WHAT TO WORK ON. Copy each line with the word "ylabel" in it.

· · · · ·

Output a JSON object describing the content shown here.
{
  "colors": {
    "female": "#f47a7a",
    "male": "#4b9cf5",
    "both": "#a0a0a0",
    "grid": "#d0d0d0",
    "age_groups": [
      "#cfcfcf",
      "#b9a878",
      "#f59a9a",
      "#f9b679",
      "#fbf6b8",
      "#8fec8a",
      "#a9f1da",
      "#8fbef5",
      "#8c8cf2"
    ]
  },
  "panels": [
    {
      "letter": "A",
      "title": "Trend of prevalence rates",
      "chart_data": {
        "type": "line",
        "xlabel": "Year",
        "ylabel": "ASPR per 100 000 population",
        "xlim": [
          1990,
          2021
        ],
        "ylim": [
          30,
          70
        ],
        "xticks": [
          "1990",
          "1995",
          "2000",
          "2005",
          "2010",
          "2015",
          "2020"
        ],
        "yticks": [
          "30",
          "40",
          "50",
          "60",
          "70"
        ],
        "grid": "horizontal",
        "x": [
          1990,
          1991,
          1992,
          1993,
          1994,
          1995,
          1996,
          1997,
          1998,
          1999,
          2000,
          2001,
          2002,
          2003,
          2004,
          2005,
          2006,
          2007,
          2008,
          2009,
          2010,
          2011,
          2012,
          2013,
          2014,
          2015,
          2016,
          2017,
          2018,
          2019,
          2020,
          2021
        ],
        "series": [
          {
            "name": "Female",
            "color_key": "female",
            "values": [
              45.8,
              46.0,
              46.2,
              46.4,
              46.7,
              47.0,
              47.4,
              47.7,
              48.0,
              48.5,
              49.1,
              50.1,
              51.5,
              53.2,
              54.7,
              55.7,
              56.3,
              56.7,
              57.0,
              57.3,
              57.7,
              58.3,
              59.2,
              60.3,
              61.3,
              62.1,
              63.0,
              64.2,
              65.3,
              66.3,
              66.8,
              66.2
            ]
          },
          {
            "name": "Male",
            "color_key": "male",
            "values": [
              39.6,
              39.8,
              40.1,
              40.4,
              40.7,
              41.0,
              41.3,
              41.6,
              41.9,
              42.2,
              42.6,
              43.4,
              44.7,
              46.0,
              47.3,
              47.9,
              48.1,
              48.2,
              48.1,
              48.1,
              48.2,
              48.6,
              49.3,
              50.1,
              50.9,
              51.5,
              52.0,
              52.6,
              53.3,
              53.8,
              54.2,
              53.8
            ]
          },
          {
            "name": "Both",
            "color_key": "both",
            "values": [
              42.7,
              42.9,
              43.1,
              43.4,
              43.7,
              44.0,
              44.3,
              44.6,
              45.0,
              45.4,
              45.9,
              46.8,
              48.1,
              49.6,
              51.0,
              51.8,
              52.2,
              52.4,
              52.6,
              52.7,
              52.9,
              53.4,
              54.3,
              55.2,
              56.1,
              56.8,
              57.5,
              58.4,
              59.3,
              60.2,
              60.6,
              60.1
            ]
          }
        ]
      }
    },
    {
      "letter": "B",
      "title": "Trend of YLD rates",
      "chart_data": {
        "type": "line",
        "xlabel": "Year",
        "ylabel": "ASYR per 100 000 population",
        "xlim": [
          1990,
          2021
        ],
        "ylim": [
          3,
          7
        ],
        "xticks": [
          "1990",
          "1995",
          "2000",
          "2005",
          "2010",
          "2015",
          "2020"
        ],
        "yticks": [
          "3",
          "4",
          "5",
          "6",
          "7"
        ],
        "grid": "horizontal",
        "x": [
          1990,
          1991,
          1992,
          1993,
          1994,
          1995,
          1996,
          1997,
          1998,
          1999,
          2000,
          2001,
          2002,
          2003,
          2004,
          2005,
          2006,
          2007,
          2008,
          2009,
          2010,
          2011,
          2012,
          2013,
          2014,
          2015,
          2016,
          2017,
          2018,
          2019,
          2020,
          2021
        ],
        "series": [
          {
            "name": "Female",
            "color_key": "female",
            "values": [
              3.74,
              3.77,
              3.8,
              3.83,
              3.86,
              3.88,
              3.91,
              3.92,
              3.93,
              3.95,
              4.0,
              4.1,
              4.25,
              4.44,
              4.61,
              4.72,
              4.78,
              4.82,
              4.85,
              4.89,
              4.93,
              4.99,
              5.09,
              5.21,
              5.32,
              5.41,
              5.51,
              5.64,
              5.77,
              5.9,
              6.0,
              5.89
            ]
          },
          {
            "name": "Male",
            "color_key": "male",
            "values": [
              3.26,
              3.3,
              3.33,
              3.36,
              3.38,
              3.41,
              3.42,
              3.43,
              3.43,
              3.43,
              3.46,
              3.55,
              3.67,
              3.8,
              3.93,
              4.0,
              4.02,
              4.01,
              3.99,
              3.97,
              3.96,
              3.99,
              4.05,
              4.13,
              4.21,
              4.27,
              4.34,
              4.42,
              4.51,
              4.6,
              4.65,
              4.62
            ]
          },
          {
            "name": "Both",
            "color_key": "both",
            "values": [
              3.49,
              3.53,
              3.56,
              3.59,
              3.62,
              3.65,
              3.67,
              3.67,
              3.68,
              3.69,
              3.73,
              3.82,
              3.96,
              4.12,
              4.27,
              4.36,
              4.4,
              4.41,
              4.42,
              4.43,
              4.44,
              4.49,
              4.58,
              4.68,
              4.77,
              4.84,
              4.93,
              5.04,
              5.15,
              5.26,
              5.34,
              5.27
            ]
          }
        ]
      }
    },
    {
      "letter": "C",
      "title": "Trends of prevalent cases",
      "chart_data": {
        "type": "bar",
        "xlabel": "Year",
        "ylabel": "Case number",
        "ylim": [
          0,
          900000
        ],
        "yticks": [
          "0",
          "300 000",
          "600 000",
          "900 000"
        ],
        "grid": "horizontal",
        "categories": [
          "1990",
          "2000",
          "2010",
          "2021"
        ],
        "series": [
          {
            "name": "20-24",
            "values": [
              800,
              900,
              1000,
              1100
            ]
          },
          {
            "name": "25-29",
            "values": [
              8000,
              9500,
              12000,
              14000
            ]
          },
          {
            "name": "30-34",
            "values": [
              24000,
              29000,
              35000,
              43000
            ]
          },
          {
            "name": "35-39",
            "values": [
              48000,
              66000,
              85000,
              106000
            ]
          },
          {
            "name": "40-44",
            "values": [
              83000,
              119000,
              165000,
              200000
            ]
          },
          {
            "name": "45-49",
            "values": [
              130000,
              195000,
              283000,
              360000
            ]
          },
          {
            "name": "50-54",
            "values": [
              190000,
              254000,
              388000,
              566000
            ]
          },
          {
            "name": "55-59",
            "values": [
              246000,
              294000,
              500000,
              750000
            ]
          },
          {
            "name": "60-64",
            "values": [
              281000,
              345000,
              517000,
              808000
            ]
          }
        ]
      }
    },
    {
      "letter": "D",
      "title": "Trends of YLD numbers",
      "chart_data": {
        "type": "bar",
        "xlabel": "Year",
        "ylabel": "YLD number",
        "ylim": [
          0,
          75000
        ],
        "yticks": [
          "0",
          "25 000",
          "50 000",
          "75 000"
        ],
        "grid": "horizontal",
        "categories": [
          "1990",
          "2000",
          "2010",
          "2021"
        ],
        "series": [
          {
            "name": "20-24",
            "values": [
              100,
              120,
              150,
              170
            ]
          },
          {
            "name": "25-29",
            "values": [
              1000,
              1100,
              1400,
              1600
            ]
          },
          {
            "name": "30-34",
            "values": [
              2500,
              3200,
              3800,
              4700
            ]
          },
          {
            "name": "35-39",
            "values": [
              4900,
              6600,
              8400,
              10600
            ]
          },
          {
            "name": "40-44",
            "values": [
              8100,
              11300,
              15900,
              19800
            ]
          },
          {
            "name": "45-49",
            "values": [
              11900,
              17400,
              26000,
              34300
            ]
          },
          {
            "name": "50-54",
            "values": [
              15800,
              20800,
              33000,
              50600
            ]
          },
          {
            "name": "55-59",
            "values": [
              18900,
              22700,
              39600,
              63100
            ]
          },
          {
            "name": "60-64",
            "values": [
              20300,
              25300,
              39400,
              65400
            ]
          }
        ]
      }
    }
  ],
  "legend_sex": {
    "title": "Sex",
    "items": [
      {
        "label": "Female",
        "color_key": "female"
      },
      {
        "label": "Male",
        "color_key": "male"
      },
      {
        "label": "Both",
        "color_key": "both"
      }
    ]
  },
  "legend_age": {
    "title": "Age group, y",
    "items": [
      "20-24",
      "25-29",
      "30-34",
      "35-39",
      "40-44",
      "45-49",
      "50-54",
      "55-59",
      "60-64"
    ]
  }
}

· · · · ·

EXERCISE SOLUTION.
        "ylabel": "ASPR per 100 000 population",
        "ylabel": "ASYR per 100 000 population",
        "ylabel": "Case number",
        "ylabel": "YLD number",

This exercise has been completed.